TASK INSTRUCTIONS: Copy the records below exactly as they appear.

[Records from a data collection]
^^^^^^^^^^^^^^^^
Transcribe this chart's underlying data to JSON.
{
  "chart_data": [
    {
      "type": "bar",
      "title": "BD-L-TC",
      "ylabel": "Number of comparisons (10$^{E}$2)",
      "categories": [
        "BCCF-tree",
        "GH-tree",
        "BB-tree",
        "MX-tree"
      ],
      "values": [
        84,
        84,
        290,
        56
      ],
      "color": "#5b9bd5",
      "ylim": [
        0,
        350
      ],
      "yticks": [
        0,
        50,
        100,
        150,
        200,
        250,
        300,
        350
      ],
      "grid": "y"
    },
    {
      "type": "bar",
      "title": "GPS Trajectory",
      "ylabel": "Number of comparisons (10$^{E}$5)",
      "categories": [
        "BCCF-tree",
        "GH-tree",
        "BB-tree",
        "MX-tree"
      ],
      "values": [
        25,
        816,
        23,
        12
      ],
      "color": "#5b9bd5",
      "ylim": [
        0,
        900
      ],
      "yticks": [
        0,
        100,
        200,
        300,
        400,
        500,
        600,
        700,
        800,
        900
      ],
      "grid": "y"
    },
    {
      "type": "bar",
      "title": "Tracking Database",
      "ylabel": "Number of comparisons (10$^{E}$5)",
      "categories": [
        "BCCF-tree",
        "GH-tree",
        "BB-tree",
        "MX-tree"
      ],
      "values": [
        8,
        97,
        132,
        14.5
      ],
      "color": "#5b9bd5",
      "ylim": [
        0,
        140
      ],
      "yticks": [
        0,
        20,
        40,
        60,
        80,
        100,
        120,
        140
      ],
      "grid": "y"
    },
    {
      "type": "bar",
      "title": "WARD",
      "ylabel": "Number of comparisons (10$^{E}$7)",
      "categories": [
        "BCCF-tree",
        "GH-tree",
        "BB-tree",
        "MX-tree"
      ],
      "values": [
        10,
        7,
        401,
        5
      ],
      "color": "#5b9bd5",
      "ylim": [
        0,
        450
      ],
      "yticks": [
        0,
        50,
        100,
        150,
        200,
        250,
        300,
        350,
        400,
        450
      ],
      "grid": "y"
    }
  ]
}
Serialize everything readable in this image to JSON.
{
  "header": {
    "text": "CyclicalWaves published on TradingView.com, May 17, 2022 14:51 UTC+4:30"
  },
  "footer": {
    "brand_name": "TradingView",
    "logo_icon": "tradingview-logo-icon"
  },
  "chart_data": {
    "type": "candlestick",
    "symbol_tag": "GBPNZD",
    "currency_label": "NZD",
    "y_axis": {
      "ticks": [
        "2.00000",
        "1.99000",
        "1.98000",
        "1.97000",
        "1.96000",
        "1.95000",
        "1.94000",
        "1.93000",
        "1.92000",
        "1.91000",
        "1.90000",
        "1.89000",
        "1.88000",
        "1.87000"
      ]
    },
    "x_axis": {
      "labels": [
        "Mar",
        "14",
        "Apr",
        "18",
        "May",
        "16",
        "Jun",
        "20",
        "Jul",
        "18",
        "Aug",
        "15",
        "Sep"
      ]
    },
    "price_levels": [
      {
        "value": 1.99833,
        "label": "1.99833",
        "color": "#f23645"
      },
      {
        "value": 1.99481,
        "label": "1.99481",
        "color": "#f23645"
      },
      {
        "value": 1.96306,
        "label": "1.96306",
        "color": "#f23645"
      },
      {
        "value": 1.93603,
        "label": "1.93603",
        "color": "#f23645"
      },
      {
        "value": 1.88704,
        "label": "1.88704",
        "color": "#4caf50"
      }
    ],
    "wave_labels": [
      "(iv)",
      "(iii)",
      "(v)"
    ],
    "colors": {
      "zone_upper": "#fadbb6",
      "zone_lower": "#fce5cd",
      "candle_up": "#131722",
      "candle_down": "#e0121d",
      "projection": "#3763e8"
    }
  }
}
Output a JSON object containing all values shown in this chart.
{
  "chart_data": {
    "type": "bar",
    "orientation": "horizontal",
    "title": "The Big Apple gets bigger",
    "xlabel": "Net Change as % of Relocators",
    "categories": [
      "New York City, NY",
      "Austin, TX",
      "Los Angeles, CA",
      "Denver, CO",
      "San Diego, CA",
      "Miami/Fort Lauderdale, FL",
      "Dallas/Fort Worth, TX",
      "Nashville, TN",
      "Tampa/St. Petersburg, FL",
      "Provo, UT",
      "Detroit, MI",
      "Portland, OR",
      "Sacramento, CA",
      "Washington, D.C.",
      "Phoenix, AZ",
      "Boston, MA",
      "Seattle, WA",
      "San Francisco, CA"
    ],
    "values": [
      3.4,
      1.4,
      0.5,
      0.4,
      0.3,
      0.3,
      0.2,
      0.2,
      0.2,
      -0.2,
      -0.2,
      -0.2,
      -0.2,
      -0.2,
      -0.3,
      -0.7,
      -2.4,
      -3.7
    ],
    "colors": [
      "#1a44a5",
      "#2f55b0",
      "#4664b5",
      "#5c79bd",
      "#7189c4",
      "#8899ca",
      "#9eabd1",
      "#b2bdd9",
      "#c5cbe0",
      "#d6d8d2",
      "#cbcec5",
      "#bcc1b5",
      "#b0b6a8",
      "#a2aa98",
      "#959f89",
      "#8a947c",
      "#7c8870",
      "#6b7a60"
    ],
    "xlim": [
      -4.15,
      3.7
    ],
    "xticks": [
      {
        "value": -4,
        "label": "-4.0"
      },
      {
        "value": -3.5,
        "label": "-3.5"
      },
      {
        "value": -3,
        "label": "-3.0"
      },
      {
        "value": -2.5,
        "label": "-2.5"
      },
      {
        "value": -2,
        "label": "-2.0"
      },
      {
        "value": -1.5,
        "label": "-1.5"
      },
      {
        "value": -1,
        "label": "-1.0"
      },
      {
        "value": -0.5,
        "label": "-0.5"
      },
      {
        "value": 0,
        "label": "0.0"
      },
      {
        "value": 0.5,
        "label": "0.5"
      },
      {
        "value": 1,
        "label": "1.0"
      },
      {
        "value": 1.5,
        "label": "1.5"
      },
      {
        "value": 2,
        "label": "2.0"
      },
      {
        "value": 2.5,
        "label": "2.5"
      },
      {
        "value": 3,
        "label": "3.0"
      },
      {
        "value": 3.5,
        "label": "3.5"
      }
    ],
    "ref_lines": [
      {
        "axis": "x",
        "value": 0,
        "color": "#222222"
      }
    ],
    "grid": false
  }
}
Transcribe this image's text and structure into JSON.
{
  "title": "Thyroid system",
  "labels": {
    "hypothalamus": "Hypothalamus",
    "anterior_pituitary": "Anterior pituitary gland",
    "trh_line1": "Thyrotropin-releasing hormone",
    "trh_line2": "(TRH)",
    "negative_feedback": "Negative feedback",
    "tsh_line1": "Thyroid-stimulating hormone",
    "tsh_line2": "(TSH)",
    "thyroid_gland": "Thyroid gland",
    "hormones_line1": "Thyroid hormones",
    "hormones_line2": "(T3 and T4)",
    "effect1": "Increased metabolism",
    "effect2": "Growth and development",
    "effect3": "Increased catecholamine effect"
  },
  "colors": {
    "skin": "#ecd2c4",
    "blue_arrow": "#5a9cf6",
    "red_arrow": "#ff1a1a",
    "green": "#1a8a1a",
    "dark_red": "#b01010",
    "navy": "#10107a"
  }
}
^^^^^^^^^^^^^^^^
WORKED SOLUTION:
Transcribe this chart's underlying data to JSON.
{
  "chart_data": [
    {
      "type": "bar",
      "title": "BD-L-TC",
      "ylabel": "Number of comparisons (10$^{E}$2)",
      "categories": [
        "BCCF-tree",
        "GH-tree",
        "BB-tree",
        "MX-tree"
      ],
      "values": [
        84,
        84,
        290,
        56
      ],
      "color": "#5b9bd5",
      "ylim": [
        0,
        350
      ],
      "yticks": [
        0,
        50,
        100,
        150,
        200,
        250,
        300,
        350
      ],
      "grid": "y"
    },
    {
      "type": "bar",
      "title": "GPS Trajectory",
      "ylabel": "Number of comparisons (10$^{E}$5)",
      "categories": [
        "BCCF-tree",
        "GH-tree",
        "BB-tree",
        "MX-tree"
      ],
      "values": [
        25,
        816,
        23,
        12
      ],
      "color": "#5b9bd5",
      "ylim": [
        0,
        900
      ],
      "yticks": [
        0,
        100,
        200,
        300,
        400,
        500,
        600,
        700,
        800,
        900
      ],
      "grid": "y"
    },
    {
      "type": "bar",
      "title": "Tracking Database",
      "ylabel": "Number of comparisons (10$^{E}$5)",
      "categories": [
        "BCCF-tree",
        "GH-tree",
        "BB-tree",
        "MX-tree"
      ],
      "values": [
        8,
        97,
        132,
        14.5
      ],
      "color": "#5b9bd5",
      "ylim": [
        0,
        140
      ],
      "yticks": [
        0,
        20,
        40,
        60,
        80,
        100,
        120,
        140
      ],
      "grid": "y"
    },
    {
      "type": "bar",
      "title": "WARD",
      "ylabel": "Number of comparisons (10$^{E}$7)",
      "categories": [
        "BCCF-tree",
        "GH-tree",
        "BB-tree",
        "MX-tree"
      ],
      "values": [
        10,
        7,
        401,
        5
      ],
      "color": "#5b9bd5",
      "ylim": [
        0,
        450
      ],
      "yticks": [
        0,
        50,
        100,
        150,
        200,
        250,
        300,
        350,
        400,
        450
      ],
      "grid": "y"
    }
  ]
}
Serialize everything readable in this image to JSON.
{
  "header": {
    "text": "CyclicalWaves published on TradingView.com, May 17, 2022 14:51 UTC+4:30"
  },
  "footer": {
    "brand_name": "TradingView",
    "logo_icon": "tradingview-logo-icon"
  },
  "chart_data": {
    "type": "candlestick",
    "symbol_tag": "GBPNZD",
    "currency_label": "NZD",
    "y_axis": {
      "ticks": [
        "2.00000",
        "1.99000",
        "1.98000",
        "1.97000",
        "1.96000",
        "1.95000",
        "1.94000",
        "1.93000",
        "1.92000",
        "1.91000",
        "1.90000",
        "1.89000",
        "1.88000",
        "1.87000"
      ]
    },
    "x_axis": {
      "labels": [
        "Mar",
        "14",
        "Apr",
        "18",
        "May",
        "16",
        "Jun",
        "20",
        "Jul",
        "18",
        "Aug",
        "15",
        "Sep"
      ]
    },
    "price_levels": [
      {
        "value": 1.99833,
        "label": "1.99833",
        "color": "#f23645"
      },
      {
        "value": 1.99481,
        "label": "1.99481",
        "color": "#f23645"
      },
      {
        "value": 1.96306,
        "label": "1.96306",
        "color": "#f23645"
      },
      {
        "value": 1.93603,
        "label": "1.93603",
        "color": "#f23645"
      },
      {
        "value": 1.88704,
        "label": "1.88704",
        "color": "#4caf50"
      }
    ],
    "wave_labels": [
      "(iv)",
      "(iii)",
      "(v)"
    ],
    "colors": {
      "zone_upper": "#fadbb6",
      "zone_lower": "#fce5cd",
      "candle_up": "#131722",
      "candle_down": "#e0121d",
      "projection": "#3763e8"
    }
  }
}
Output a JSON object containing all values shown in this chart.
{
  "chart_data": {
    "type": "bar",
    "orientation": "horizontal",
    "title": "The Big Apple gets bigger",
    "xlabel": "Net Change as % of Relocators",
    "categories": [
      "New York City, NY",
      "Austin, TX",
      "Los Angeles, CA",
      "Denver, CO",
      "San Diego, CA",
      "Miami/Fort Lauderdale, FL",
      "Dallas/Fort Worth, TX",
      "Nashville, TN",
      "Tampa/St. Petersburg, FL",
      "Provo, UT",
      "Detroit, MI",
      "Portland, OR",
      "Sacramento, CA",
      "Washington, D.C.",
      "Phoenix, AZ",
      "Boston, MA",
      "Seattle, WA",
      "San Francisco, CA"
    ],
    "values": [
      3.4,
      1.4,
      0.5,
      0.4,
      0.3,
      0.3,
      0.2,
      0.2,
      0.2,
      -0.2,
      -0.2,
      -0.2,
      -0.2,
      -0.2,
      -0.3,
      -0.7,
      -2.4,
      -3.7
    ],
    "colors": [
      "#1a44a5",
      "#2f55b0",
      "#4664b5",
      "#5c79bd",
      "#7189c4",
      "#8899ca",
      "#9eabd1",
      "#b2bdd9",
      "#c5cbe0",
      "#d6d8d2",
      "#cbcec5",
      "#bcc1b5",
      "#b0b6a8",
      "#a2aa98",
      "#959f89",
      "#8a947c",
      "#7c8870",
      "#6b7a60"
    ],
    "xlim": [
      -4.15,
      3.7
    ],
    "xticks": [
      {
        "value": -4,
        "label": "-4.0"
      },
      {
        "value": -3.5,
        "label": "-3.5"
      },
      {
        "value": -3,
        "label": "-3.0"
      },
      {
        "value": -2.5,
        "label": "-2.5"
      },
      {
        "value": -2,
        "label": "-2.0"
      },
      {
        "value": -1.5,
        "label": "-1.5"
      },
      {
        "value": -1,
        "label": "-1.0"
      },
      {
        "value": -0.5,
        "label": "-0.5"
      },
      {
        "value": 0,
        "label": "0.0"
      },
      {
        "value": 0.5,
        "label": "0.5"
      },
      {
        "value": 1,
        "label": "1.0"
      },
      {
        "value": 1.5,
        "label": "1.5"
      },
      {
        "value": 2,
        "label": "2.0"
      },
      {
        "value": 2.5,
        "label": "2.5"
      },
      {
        "value": 3,
        "label": "3.0"
      },
      {
        "value": 3.5,
        "label": "3.5"
      }
    ],
    "ref_lines": [
      {
        "axis": "x",
        "value": 0,
        "color": "#222222"
      }
    ],
    "grid": false
  }
}
Transcribe this image's text and structure into JSON.
{
  "title": "Thyroid system",
  "labels": {
    "hypothalamus": "Hypothalamus",
    "anterior_pituitary": "Anterior pituitary gland",
    "trh_line1": "Thyrotropin-releasing hormone",
    "trh_line2": "(TRH)",
    "negative_feedback": "Negative feedback",
    "tsh_line1": "Thyroid-stimulating hormone",
    "tsh_line2": "(TSH)",
    "thyroid_gland": "Thyroid gland",
    "hormones_line1": "Thyroid hormones",
    "hormones_line2": "(T3 and T4)",
    "effect1": "Increased metabolism",
    "effect2": "Growth and development",
    "effect3": "Increased catecholamine effect"
  },
  "colors": {
    "skin": "#ecd2c4",
    "blue_arrow": "#5a9cf6",
    "red_arrow": "#ff1a1a",
    "green": "#1a8a1a",
    "dark_red": "#b01010",
    "navy": "#10107a"
  }
}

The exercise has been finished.